(Rows from a figure dataset)
= = =

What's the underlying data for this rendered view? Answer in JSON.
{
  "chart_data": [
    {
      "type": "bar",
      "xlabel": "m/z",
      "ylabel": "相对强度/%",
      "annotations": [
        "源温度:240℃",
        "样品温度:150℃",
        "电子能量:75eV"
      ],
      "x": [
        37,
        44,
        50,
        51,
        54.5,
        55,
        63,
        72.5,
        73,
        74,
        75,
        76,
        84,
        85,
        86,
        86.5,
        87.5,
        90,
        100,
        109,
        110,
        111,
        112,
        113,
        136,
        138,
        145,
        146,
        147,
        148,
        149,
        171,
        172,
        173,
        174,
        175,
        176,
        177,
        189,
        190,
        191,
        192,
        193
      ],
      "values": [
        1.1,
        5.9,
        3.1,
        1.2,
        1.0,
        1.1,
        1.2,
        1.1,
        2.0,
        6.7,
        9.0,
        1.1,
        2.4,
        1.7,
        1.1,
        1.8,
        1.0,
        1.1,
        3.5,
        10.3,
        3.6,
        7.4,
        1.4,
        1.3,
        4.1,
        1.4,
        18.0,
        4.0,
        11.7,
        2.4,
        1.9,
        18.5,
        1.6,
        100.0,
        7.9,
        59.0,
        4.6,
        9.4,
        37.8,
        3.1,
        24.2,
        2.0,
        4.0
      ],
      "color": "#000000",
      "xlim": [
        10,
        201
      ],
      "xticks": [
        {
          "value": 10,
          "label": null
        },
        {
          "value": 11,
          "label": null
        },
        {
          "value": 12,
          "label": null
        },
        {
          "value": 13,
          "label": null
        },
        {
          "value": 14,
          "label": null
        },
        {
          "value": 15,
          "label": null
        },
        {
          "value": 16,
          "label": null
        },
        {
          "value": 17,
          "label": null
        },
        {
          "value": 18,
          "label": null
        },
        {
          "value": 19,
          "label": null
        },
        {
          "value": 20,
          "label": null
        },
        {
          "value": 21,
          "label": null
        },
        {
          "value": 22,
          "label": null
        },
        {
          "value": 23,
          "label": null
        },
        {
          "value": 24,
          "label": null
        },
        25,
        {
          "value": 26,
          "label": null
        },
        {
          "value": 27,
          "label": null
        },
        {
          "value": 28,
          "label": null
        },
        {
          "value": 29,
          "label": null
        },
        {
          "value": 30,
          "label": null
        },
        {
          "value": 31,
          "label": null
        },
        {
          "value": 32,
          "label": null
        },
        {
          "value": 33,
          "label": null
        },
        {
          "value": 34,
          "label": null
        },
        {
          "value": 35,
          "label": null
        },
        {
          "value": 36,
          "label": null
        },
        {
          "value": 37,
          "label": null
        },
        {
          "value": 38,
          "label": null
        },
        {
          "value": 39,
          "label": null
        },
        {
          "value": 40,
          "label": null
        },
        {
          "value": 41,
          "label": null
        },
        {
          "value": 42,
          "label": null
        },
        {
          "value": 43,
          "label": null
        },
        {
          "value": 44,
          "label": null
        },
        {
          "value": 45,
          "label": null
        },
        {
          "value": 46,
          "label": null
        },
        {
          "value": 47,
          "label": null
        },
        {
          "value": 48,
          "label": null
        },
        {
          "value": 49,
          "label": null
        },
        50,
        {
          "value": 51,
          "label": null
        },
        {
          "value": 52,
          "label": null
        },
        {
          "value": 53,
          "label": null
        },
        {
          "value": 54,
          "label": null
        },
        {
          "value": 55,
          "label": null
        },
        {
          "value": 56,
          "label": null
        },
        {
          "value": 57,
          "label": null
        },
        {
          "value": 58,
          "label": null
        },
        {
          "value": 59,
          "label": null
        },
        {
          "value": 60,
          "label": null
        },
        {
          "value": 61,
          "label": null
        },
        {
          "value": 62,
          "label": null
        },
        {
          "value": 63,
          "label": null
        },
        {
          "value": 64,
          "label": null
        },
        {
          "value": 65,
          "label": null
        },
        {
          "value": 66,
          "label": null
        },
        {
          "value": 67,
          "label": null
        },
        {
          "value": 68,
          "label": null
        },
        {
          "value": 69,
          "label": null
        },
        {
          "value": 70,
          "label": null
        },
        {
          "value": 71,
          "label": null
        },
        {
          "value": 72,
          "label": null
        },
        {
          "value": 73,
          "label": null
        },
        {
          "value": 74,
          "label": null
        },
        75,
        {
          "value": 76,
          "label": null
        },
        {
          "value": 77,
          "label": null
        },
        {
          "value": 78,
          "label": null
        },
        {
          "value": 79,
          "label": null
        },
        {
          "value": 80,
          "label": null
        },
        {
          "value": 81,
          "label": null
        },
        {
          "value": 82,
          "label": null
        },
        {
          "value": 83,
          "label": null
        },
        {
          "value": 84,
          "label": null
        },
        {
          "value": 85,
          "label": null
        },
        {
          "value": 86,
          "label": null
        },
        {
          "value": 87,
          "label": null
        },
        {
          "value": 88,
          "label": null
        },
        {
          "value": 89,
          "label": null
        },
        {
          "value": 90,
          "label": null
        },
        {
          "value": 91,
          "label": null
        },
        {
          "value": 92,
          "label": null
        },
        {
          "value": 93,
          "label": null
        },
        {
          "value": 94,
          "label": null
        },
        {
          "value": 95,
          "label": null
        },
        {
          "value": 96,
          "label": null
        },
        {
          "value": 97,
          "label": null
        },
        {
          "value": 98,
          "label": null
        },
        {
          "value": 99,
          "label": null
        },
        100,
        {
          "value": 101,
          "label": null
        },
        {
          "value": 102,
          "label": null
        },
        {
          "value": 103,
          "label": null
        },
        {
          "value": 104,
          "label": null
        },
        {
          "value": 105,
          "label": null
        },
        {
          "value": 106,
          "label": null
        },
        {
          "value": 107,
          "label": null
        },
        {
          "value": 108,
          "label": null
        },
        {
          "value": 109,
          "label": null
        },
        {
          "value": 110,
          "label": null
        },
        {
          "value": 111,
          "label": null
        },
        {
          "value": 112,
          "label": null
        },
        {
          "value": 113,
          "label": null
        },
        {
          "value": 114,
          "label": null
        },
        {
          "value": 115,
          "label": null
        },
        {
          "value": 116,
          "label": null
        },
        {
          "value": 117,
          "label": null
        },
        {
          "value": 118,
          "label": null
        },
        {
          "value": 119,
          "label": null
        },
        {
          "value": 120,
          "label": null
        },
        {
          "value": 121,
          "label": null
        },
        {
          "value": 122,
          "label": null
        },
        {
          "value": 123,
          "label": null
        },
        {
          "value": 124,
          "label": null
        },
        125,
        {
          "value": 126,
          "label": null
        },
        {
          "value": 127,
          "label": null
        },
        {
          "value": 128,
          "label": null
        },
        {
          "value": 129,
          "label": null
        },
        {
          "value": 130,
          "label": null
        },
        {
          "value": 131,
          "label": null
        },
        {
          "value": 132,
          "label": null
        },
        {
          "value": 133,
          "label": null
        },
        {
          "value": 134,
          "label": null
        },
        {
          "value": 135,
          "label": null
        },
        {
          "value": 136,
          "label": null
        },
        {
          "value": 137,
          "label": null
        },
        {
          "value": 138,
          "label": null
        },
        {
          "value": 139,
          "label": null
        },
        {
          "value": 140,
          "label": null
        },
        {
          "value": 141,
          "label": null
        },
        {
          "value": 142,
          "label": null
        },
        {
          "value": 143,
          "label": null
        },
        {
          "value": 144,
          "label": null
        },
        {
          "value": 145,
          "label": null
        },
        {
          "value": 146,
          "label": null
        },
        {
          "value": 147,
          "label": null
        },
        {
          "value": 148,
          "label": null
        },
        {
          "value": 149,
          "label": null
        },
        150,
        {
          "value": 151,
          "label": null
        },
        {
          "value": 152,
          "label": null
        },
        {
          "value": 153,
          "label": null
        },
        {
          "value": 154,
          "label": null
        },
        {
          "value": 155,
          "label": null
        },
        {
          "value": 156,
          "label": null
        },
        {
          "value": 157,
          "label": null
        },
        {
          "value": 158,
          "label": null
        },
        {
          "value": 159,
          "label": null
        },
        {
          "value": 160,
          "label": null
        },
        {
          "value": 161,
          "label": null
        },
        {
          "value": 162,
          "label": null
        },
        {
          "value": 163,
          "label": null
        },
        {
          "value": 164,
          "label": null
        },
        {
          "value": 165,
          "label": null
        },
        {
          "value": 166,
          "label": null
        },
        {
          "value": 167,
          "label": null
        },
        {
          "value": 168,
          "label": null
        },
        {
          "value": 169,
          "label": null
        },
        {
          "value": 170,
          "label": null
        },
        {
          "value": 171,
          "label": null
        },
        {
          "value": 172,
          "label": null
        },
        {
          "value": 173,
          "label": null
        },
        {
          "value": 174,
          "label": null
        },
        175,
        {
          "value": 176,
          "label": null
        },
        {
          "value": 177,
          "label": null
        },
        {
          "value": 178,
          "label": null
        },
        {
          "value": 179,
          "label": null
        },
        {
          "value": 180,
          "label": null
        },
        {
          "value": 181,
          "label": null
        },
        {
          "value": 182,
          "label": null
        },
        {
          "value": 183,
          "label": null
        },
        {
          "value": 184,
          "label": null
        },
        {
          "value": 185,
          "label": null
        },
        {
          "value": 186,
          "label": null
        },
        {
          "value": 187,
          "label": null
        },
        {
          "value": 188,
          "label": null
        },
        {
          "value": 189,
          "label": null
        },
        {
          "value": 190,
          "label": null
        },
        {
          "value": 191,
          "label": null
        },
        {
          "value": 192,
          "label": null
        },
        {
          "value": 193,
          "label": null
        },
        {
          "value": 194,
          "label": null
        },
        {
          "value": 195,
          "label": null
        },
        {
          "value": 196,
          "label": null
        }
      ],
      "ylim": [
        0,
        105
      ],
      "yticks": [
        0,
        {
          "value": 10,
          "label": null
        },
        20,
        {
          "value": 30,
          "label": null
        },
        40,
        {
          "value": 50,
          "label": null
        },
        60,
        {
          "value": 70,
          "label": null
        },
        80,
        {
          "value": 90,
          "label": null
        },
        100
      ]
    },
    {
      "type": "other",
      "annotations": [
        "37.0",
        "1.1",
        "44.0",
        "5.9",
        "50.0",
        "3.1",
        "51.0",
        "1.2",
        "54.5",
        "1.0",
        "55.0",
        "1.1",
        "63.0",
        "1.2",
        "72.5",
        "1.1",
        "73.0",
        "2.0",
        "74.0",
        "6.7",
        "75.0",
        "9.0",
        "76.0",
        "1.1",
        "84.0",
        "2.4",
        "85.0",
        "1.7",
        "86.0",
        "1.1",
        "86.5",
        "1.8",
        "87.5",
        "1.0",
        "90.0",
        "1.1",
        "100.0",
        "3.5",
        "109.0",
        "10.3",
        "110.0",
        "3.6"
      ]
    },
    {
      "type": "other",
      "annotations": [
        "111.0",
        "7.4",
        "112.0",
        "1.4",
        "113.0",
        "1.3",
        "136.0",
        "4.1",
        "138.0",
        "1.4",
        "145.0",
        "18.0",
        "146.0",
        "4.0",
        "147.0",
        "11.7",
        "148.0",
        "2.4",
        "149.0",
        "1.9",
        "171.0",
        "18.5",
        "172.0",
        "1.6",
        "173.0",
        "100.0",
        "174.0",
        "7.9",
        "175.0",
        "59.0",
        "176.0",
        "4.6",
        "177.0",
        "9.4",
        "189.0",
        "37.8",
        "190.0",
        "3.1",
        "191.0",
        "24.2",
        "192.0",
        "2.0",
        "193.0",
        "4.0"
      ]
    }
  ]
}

= = =

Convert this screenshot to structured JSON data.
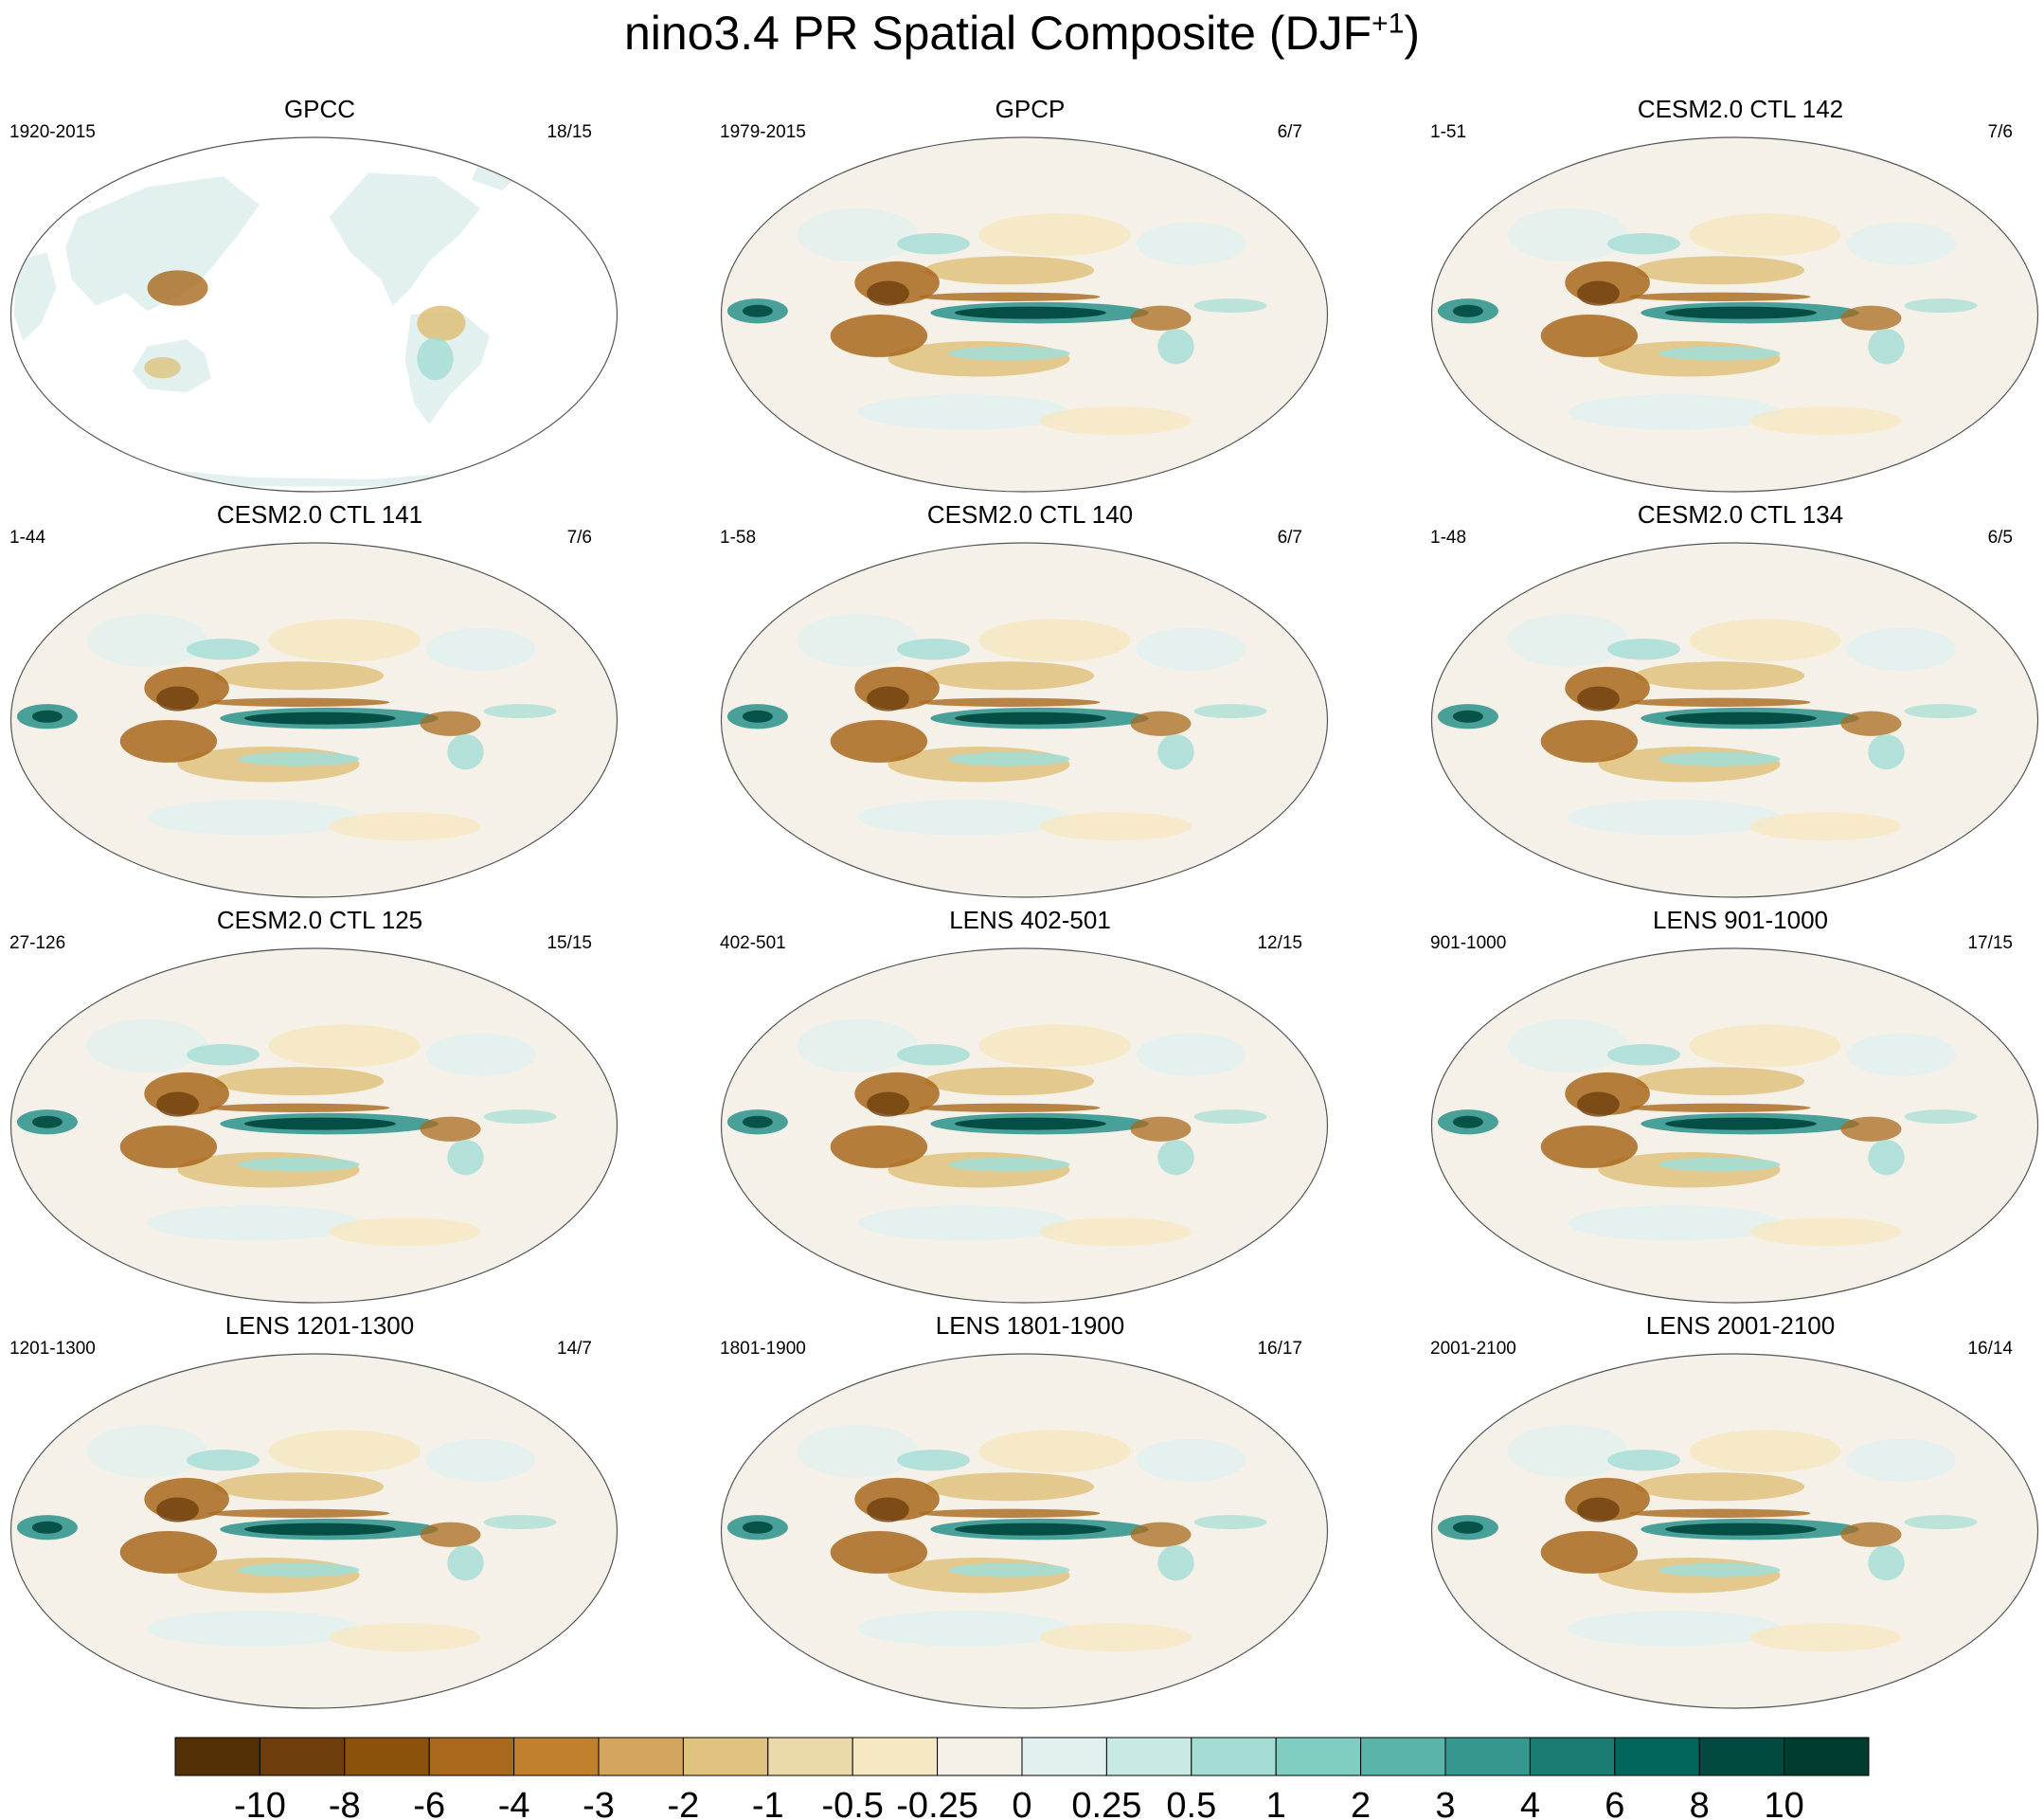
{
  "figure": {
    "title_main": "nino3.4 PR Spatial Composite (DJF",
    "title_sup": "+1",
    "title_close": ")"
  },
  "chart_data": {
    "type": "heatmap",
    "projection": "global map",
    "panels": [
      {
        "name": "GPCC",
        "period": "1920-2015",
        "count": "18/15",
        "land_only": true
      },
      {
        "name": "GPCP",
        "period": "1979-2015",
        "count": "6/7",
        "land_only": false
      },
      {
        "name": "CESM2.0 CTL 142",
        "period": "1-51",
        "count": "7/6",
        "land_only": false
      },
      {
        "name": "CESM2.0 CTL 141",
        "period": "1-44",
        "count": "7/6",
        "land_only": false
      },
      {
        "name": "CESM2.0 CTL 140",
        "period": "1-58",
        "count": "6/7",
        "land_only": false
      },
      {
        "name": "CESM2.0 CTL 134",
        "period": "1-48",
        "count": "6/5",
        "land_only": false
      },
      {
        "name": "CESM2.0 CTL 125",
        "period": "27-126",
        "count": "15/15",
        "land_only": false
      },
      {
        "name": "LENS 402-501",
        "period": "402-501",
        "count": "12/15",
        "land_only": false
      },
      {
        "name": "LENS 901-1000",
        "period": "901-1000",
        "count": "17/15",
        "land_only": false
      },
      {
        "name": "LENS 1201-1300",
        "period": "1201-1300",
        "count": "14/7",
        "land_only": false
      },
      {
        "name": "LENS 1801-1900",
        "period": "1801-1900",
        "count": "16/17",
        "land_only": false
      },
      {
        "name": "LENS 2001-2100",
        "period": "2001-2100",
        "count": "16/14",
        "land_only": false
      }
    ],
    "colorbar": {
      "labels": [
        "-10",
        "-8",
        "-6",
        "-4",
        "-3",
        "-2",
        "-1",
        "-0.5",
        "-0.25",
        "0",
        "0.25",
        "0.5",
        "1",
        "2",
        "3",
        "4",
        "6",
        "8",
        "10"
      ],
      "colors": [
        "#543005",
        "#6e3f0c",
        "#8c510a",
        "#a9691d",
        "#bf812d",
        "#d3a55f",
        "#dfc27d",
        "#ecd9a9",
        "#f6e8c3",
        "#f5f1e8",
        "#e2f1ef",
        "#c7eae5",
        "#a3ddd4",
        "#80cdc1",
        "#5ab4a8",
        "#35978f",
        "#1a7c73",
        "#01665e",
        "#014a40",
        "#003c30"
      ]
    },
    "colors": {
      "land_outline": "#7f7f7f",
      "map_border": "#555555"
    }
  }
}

= = =

Problem
Look through the entries and return every line where "name" appears.

Correct response
        "name": "GPCC",
        "name": "GPCP",
        "name": "CESM2.0 CTL 142",
        "name": "CESM2.0 CTL 141",
        "name": "CESM2.0 CTL 140",
        "name": "CESM2.0 CTL 134",
        "name": "CESM2.0 CTL 125",
        "name": "LENS 402-501",
        "name": "LENS 901-1000",
        "name": "LENS 1201-1300",
        "name": "LENS 1801-1900",
        "name": "LENS 2001-2100",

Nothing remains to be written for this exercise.